▶ [YOUR GOAL] Below are some records; retype all of them exactly.

---- MATERIAL FOR THIS TASK

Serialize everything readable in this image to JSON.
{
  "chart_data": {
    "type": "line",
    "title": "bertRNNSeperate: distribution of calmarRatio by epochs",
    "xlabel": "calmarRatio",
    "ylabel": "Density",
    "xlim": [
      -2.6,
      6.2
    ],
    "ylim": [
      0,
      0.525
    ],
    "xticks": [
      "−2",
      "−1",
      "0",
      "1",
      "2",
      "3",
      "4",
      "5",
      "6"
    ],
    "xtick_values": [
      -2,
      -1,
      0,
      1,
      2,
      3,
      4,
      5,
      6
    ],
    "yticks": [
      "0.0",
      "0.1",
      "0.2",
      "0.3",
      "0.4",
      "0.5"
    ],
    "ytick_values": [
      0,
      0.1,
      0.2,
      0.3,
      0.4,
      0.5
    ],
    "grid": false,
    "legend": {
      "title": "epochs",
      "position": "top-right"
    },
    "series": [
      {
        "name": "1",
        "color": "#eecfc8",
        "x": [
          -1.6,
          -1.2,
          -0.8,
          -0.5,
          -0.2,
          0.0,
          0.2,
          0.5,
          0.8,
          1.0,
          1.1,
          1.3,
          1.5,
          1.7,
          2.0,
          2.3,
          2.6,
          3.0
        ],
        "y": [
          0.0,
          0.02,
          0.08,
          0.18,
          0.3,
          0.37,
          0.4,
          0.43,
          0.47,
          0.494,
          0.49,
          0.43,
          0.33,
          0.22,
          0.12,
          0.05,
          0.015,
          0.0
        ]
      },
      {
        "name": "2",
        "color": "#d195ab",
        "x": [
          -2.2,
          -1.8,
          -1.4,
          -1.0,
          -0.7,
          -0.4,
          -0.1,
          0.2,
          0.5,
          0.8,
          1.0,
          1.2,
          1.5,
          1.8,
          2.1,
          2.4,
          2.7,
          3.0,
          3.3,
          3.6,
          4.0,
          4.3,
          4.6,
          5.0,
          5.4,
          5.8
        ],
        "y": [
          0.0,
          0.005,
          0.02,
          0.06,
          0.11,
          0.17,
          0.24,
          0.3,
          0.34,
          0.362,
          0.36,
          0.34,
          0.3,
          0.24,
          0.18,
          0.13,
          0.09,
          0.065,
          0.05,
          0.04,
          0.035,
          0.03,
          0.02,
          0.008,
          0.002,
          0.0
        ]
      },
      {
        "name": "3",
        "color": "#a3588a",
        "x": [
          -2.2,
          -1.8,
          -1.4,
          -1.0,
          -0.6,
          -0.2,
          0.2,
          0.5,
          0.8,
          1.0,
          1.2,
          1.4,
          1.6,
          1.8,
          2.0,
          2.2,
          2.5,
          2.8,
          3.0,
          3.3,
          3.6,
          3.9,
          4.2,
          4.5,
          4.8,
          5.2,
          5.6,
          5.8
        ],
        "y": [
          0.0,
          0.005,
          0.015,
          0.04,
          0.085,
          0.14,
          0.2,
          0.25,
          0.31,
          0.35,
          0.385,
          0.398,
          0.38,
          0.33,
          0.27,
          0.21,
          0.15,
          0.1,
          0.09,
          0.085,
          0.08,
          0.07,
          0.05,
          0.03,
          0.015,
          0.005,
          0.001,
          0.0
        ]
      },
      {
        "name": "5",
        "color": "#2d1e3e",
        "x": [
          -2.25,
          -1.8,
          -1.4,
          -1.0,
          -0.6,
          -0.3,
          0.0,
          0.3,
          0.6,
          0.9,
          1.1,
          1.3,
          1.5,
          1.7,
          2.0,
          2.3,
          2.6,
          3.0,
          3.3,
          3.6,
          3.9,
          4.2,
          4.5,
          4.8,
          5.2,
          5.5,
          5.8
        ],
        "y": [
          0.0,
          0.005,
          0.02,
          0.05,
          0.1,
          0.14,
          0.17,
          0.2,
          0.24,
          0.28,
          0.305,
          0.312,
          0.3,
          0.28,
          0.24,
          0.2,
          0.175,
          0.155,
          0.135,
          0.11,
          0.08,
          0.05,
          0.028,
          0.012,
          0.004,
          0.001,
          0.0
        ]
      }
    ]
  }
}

--------

▶ [THE COMPLETED TASK]
Serialize everything readable in this image to JSON.
{
  "chart_data": {
    "type": "line",
    "title": "bertRNNSeperate: distribution of calmarRatio by epochs",
    "xlabel": "calmarRatio",
    "ylabel": "Density",
    "xlim": [
      -2.6,
      6.2
    ],
    "ylim": [
      0,
      0.525
    ],
    "xticks": [
      "−2",
      "−1",
      "0",
      "1",
      "2",
      "3",
      "4",
      "5",
      "6"
    ],
    "xtick_values": [
      -2,
      -1,
      0,
      1,
      2,
      3,
      4,
      5,
      6
    ],
    "yticks": [
      "0.0",
      "0.1",
      "0.2",
      "0.3",
      "0.4",
      "0.5"
    ],
    "ytick_values": [
      0,
      0.1,
      0.2,
      0.3,
      0.4,
      0.5
    ],
    "grid": false,
    "legend": {
      "title": "epochs",
      "position": "top-right"
    },
    "series": [
      {
        "name": "1",
        "color": "#eecfc8",
        "x": [
          -1.6,
          -1.2,
          -0.8,
          -0.5,
          -0.2,
          0.0,
          0.2,
          0.5,
          0.8,
          1.0,
          1.1,
          1.3,
          1.5,
          1.7,
          2.0,
          2.3,
          2.6,
          3.0
        ],
        "y": [
          0.0,
          0.02,
          0.08,
          0.18,
          0.3,
          0.37,
          0.4,
          0.43,
          0.47,
          0.494,
          0.49,
          0.43,
          0.33,
          0.22,
          0.12,
          0.05,
          0.015,
          0.0
        ]
      },
      {
        "name": "2",
        "color": "#d195ab",
        "x": [
          -2.2,
          -1.8,
          -1.4,
          -1.0,
          -0.7,
          -0.4,
          -0.1,
          0.2,
          0.5,
          0.8,
          1.0,
          1.2,
          1.5,
          1.8,
          2.1,
          2.4,
          2.7,
          3.0,
          3.3,
          3.6,
          4.0,
          4.3,
          4.6,
          5.0,
          5.4,
          5.8
        ],
        "y": [
          0.0,
          0.005,
          0.02,
          0.06,
          0.11,
          0.17,
          0.24,
          0.3,
          0.34,
          0.362,
          0.36,
          0.34,
          0.3,
          0.24,
          0.18,
          0.13,
          0.09,
          0.065,
          0.05,
          0.04,
          0.035,
          0.03,
          0.02,
          0.008,
          0.002,
          0.0
        ]
      },
      {
        "name": "3",
        "color": "#a3588a",
        "x": [
          -2.2,
          -1.8,
          -1.4,
          -1.0,
          -0.6,
          -0.2,
          0.2,
          0.5,
          0.8,
          1.0,
          1.2,
          1.4,
          1.6,
          1.8,
          2.0,
          2.2,
          2.5,
          2.8,
          3.0,
          3.3,
          3.6,
          3.9,
          4.2,
          4.5,
          4.8,
          5.2,
          5.6,
          5.8
        ],
        "y": [
          0.0,
          0.005,
          0.015,
          0.04,
          0.085,
          0.14,
          0.2,
          0.25,
          0.31,
          0.35,
          0.385,
          0.398,
          0.38,
          0.33,
          0.27,
          0.21,
          0.15,
          0.1,
          0.09,
          0.085,
          0.08,
          0.07,
          0.05,
          0.03,
          0.015,
          0.005,
          0.001,
          0.0
        ]
      },
      {
        "name": "5",
        "color": "#2d1e3e",
        "x": [
          -2.25,
          -1.8,
          -1.4,
          -1.0,
          -0.6,
          -0.3,
          0.0,
          0.3,
          0.6,
          0.9,
          1.1,
          1.3,
          1.5,
          1.7,
          2.0,
          2.3,
          2.6,
          3.0,
          3.3,
          3.6,
          3.9,
          4.2,
          4.5,
          4.8,
          5.2,
          5.5,
          5.8
        ],
        "y": [
          0.0,
          0.005,
          0.02,
          0.05,
          0.1,
          0.14,
          0.17,
          0.2,
          0.24,
          0.28,
          0.305,
          0.312,
          0.3,
          0.28,
          0.24,
          0.2,
          0.175,
          0.155,
          0.135,
          0.11,
          0.08,
          0.05,
          0.028,
          0.012,
          0.004,
          0.001,
          0.0
        ]
      }
    ]
  }
}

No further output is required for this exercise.